* **Written request**
Retype nothing but the lines running from the line that contains "OCR this image." to the last line, both ends included, and skip every image.

·····

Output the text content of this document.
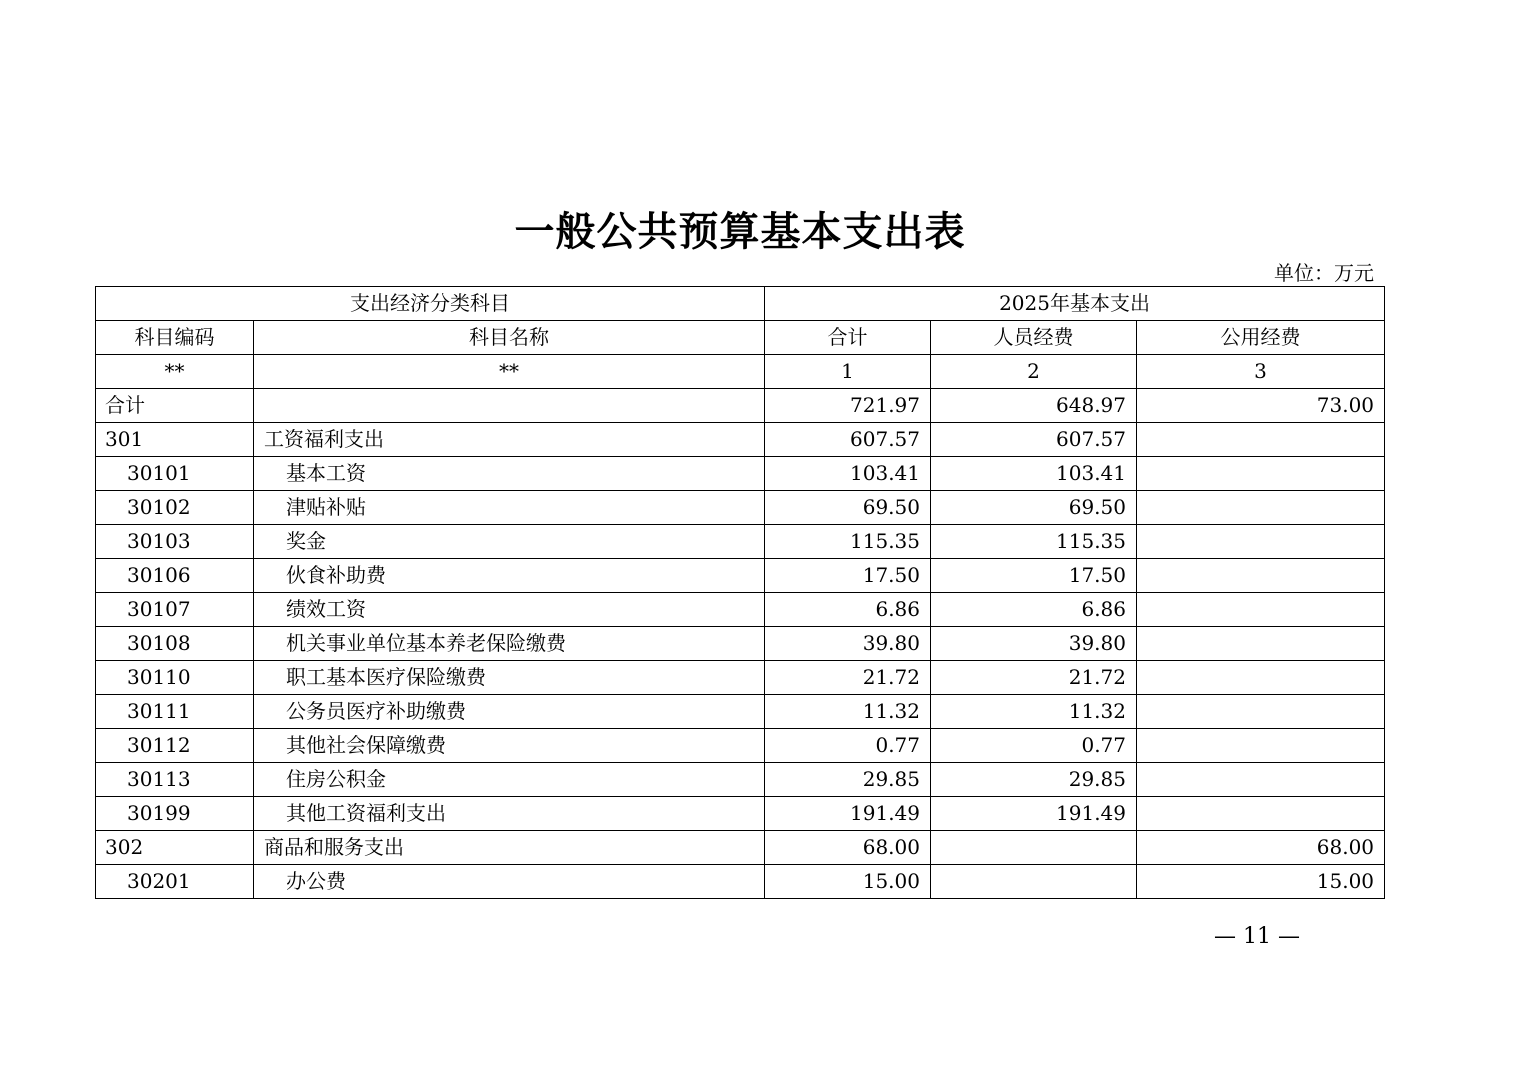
一般公共预算基本支出表
单位：万元
支出经济分类科目		2025年基本支出		
科目编码	科目名称	合计	人员经费	公用经费
**	**	1	2	3
合计		721.97	648.97	73.00
301	工资福利支出	607.57	607.57	
30101	基本工资	103.41	103.41	
30102	津贴补贴	69.50	69.50	
30103	奖金	115.35	115.35	
30106	伙食补助费	17.50	17.50	
30107	绩效工资	6.86	6.86	
30108	机关事业单位基本养老保险缴费	39.80	39.80	
30110	职工基本医疗保险缴费	21.72	21.72	
30111	公务员医疗补助缴费	11.32	11.32	
30112	其他社会保障缴费	0.77	0.77	
30113	住房公积金	29.85	29.85	
30199	其他工资福利支出	191.49	191.49	
302	商品和服务支出	68.00		68.00
30201	办公费	15.00		15.00
— 11 —
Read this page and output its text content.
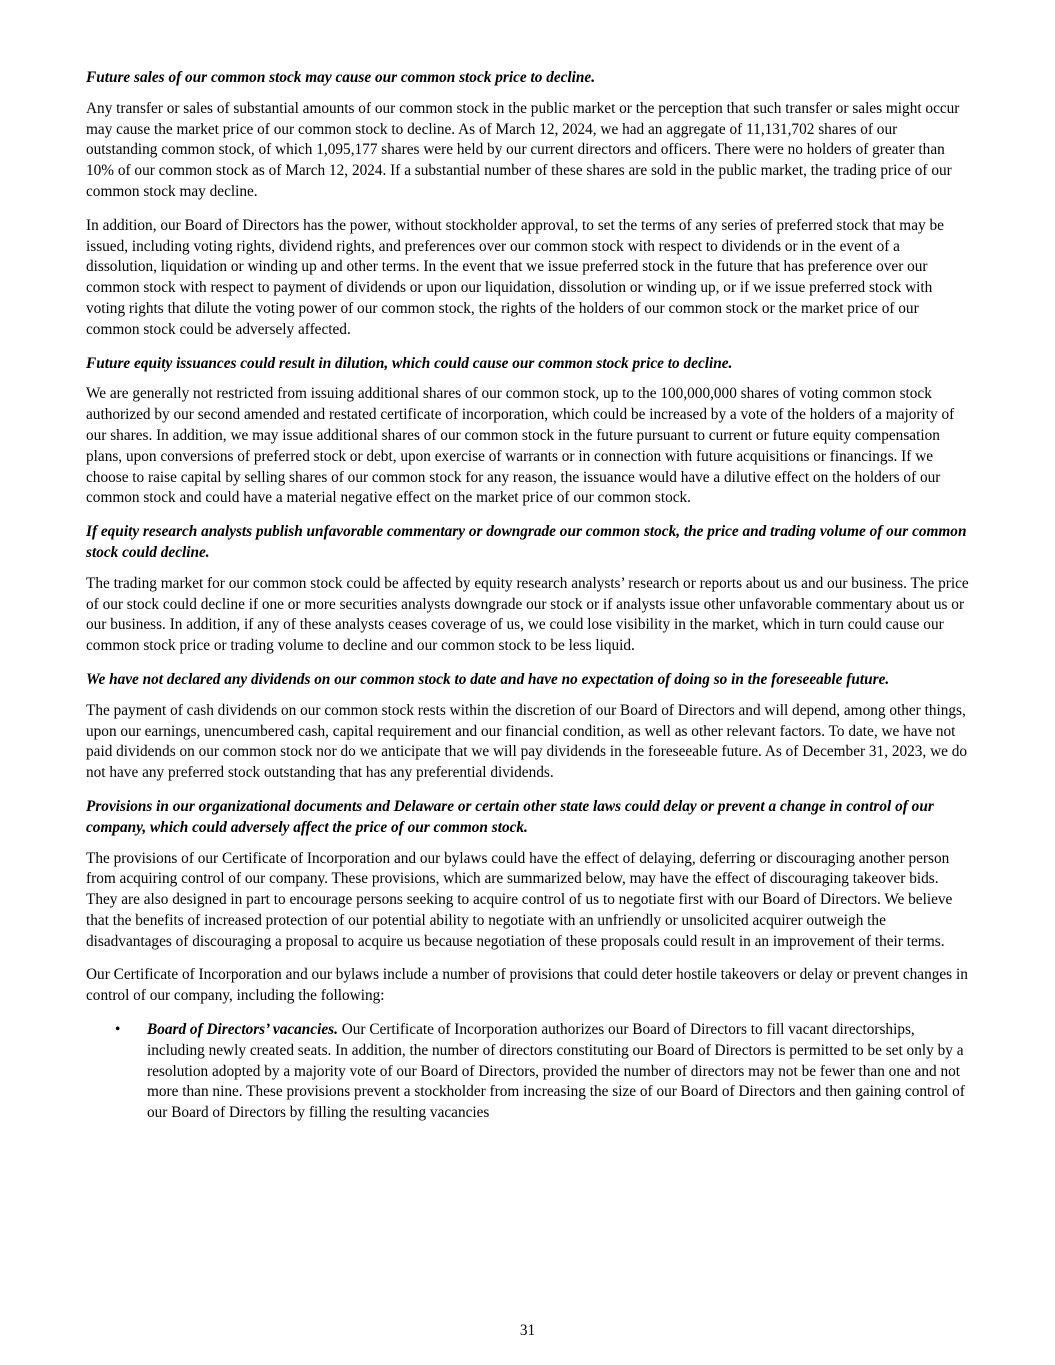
Future sales of our common stock may cause our common stock price to decline.

Any transfer or sales of substantial amounts of our common stock in the public market or the perception that such transfer or sales might occur may cause the market price of our common stock to decline. As of March 12, 2024, we had an aggregate of 11,131,702 shares of our outstanding common stock, of which 1,095,177 shares were held by our current directors and officers. There were no holders of greater than 10% of our common stock as of March 12, 2024. If a substantial number of these shares are sold in the public market, the trading price of our common stock may decline.

In addition, our Board of Directors has the power, without stockholder approval, to set the terms of any series of preferred stock that may be issued, including voting rights, dividend rights, and preferences over our common stock with respect to dividends or in the event of a dissolution, liquidation or winding up and other terms. In the event that we issue preferred stock in the future that has preference over our common stock with respect to payment of dividends or upon our liquidation, dissolution or winding up, or if we issue preferred stock with voting rights that dilute the voting power of our common stock, the rights of the holders of our common stock or the market price of our common stock could be adversely affected.

Future equity issuances could result in dilution, which could cause our common stock price to decline.

We are generally not restricted from issuing additional shares of our common stock, up to the 100,000,000 shares of voting common stock authorized by our second amended and restated certificate of incorporation, which could be increased by a vote of the holders of a majority of our shares. In addition, we may issue additional shares of our common stock in the future pursuant to current or future equity compensation plans, upon conversions of preferred stock or debt, upon exercise of warrants or in connection with future acquisitions or financings. If we choose to raise capital by selling shares of our common stock for any reason, the issuance would have a dilutive effect on the holders of our common stock and could have a material negative effect on the market price of our common stock.

If equity research analysts publish unfavorable commentary or downgrade our common stock, the price and trading volume of our common stock could decline.

The trading market for our common stock could be affected by equity research analysts’ research or reports about us and our business. The price of our stock could decline if one or more securities analysts downgrade our stock or if analysts issue other unfavorable commentary about us or our business. In addition, if any of these analysts ceases coverage of us, we could lose visibility in the market, which in turn could cause our common stock price or trading volume to decline and our common stock to be less liquid.

We have not declared any dividends on our common stock to date and have no expectation of doing so in the foreseeable future.

The payment of cash dividends on our common stock rests within the discretion of our Board of Directors and will depend, among other things, upon our earnings, unencumbered cash, capital requirement and our financial condition, as well as other relevant factors. To date, we have not paid dividends on our common stock nor do we anticipate that we will pay dividends in the foreseeable future. As of December 31, 2023, we do not have any preferred stock outstanding that has any preferential dividends.

Provisions in our organizational documents and Delaware or certain other state laws could delay or prevent a change in control of our company, which could adversely affect the price of our common stock.

The provisions of our Certificate of Incorporation and our bylaws could have the effect of delaying, deferring or discouraging another person from acquiring control of our company. These provisions, which are summarized below, may have the effect of discouraging takeover bids. They are also designed in part to encourage persons seeking to acquire control of us to negotiate first with our Board of Directors. We believe that the benefits of increased protection of our potential ability to negotiate with an unfriendly or unsolicited acquirer outweigh the disadvantages of discouraging a proposal to acquire us because negotiation of these proposals could result in an improvement of their terms.

Our Certificate of Incorporation and our bylaws include a number of provisions that could deter hostile takeovers or delay or prevent changes in control of our company, including the following:

• Board of Directors’ vacancies. Our Certificate of Incorporation authorizes our Board of Directors to fill vacant directorships, including newly created seats. In addition, the number of directors constituting our Board of Directors is permitted to be set only by a resolution adopted by a majority vote of our Board of Directors, provided the number of directors may not be fewer than one and not more than nine. These provisions prevent a stockholder from increasing the size of our Board of Directors and then gaining control of our Board of Directors by filling the resulting vacancies

31
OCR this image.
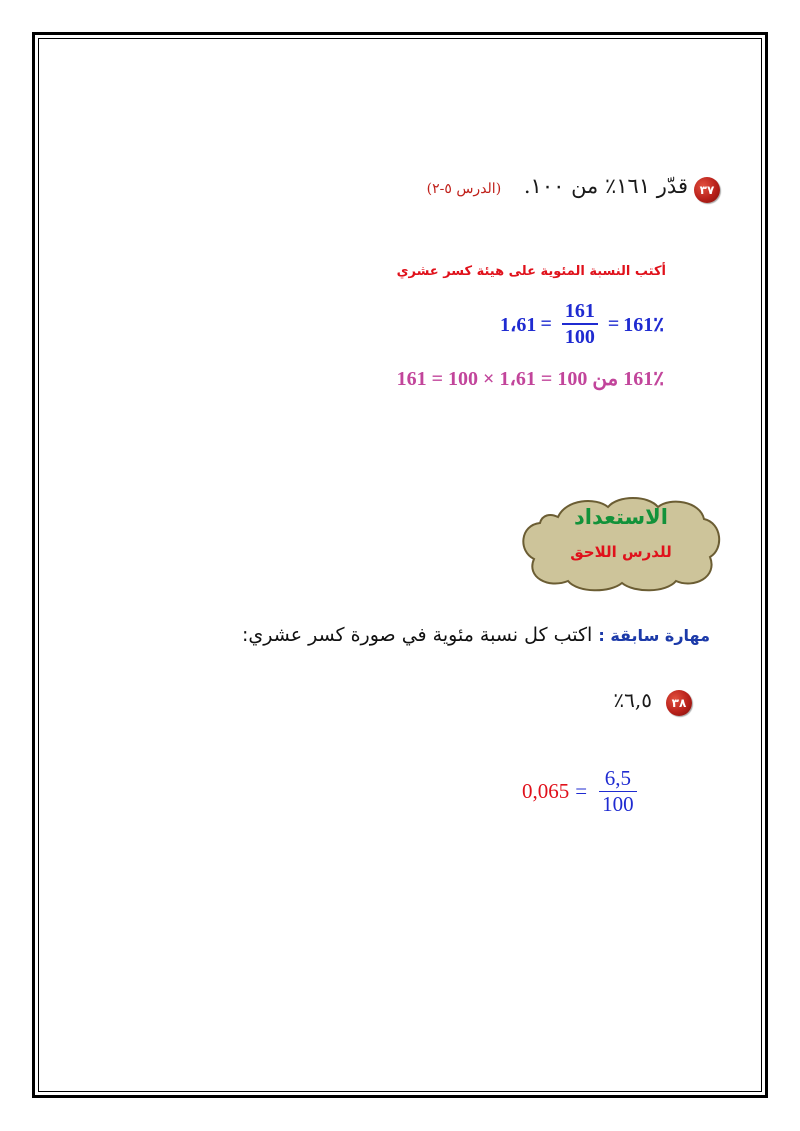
٣٧
قدّر ١٦١٪ من ١٠٠. (الدرس ٥-٢)
أكتب النسبة المئوية على هيئة كسر عشري
1،61 = $\frac{161}{100}$ = 161٪
161٪ من 100 = 1،61 × 100 = 161
الاستعداد
للدرس اللاحق
مهارة سابقة : اكتب كل نسبة مئوية في صورة كسر عشري:
٣٨
٦,٥٪
$0,065 = \frac{6,5}{100}$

·····

* **Full solution**
OCR this image.
٣٧
قدّر ١٦١٪ من ١٠٠. (الدرس ٥-٢)
أكتب النسبة المئوية على هيئة كسر عشري
1،61 = $\frac{161}{100}$ = 161٪
161٪ من 100 = 1،61 × 100 = 161
الاستعداد
للدرس اللاحق
مهارة سابقة : اكتب كل نسبة مئوية في صورة كسر عشري:
٣٨
٦,٥٪
$0,065 = \frac{6,5}{100}$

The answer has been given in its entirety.